Quote each record exactly, please, leaving none out.

(Stored data)
****************

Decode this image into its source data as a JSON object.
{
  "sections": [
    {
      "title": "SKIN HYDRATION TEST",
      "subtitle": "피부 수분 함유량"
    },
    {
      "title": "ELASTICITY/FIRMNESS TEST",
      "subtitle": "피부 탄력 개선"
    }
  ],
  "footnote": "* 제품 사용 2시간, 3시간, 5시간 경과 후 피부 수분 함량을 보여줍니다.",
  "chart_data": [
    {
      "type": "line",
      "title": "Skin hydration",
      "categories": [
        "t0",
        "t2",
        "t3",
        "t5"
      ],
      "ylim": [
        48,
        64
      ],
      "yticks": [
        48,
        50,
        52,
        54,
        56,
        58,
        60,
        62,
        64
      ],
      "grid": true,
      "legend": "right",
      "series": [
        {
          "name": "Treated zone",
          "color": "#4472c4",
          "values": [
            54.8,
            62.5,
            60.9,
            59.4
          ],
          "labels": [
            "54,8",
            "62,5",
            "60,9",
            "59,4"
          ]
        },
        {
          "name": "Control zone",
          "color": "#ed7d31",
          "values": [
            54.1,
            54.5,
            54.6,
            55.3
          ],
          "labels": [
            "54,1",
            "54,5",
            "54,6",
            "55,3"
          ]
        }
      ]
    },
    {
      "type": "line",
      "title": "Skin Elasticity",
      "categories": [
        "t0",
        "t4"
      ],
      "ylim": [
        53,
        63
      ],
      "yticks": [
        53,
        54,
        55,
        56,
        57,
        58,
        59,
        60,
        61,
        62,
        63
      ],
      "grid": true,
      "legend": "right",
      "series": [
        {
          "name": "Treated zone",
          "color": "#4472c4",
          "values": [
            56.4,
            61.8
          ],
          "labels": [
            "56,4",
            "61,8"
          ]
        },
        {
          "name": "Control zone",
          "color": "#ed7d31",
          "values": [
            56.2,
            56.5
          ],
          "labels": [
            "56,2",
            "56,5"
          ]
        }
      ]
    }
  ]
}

****************

In response:
Decode this image into its source data as a JSON object.
{
  "sections": [
    {
      "title": "SKIN HYDRATION TEST",
      "subtitle": "피부 수분 함유량"
    },
    {
      "title": "ELASTICITY/FIRMNESS TEST",
      "subtitle": "피부 탄력 개선"
    }
  ],
  "footnote": "* 제품 사용 2시간, 3시간, 5시간 경과 후 피부 수분 함량을 보여줍니다.",
  "chart_data": [
    {
      "type": "line",
      "title": "Skin hydration",
      "categories": [
        "t0",
        "t2",
        "t3",
        "t5"
      ],
      "ylim": [
        48,
        64
      ],
      "yticks": [
        48,
        50,
        52,
        54,
        56,
        58,
        60,
        62,
        64
      ],
      "grid": true,
      "legend": "right",
      "series": [
        {
          "name": "Treated zone",
          "color": "#4472c4",
          "values": [
            54.8,
            62.5,
            60.9,
            59.4
          ],
          "labels": [
            "54,8",
            "62,5",
            "60,9",
            "59,4"
          ]
        },
        {
          "name": "Control zone",
          "color": "#ed7d31",
          "values": [
            54.1,
            54.5,
            54.6,
            55.3
          ],
          "labels": [
            "54,1",
            "54,5",
            "54,6",
            "55,3"
          ]
        }
      ]
    },
    {
      "type": "line",
      "title": "Skin Elasticity",
      "categories": [
        "t0",
        "t4"
      ],
      "ylim": [
        53,
        63
      ],
      "yticks": [
        53,
        54,
        55,
        56,
        57,
        58,
        59,
        60,
        61,
        62,
        63
      ],
      "grid": true,
      "legend": "right",
      "series": [
        {
          "name": "Treated zone",
          "color": "#4472c4",
          "values": [
            56.4,
            61.8
          ],
          "labels": [
            "56,4",
            "61,8"
          ]
        },
        {
          "name": "Control zone",
          "color": "#ed7d31",
          "values": [
            56.2,
            56.5
          ],
          "labels": [
            "56,2",
            "56,5"
          ]
        }
      ]
    }
  ]
}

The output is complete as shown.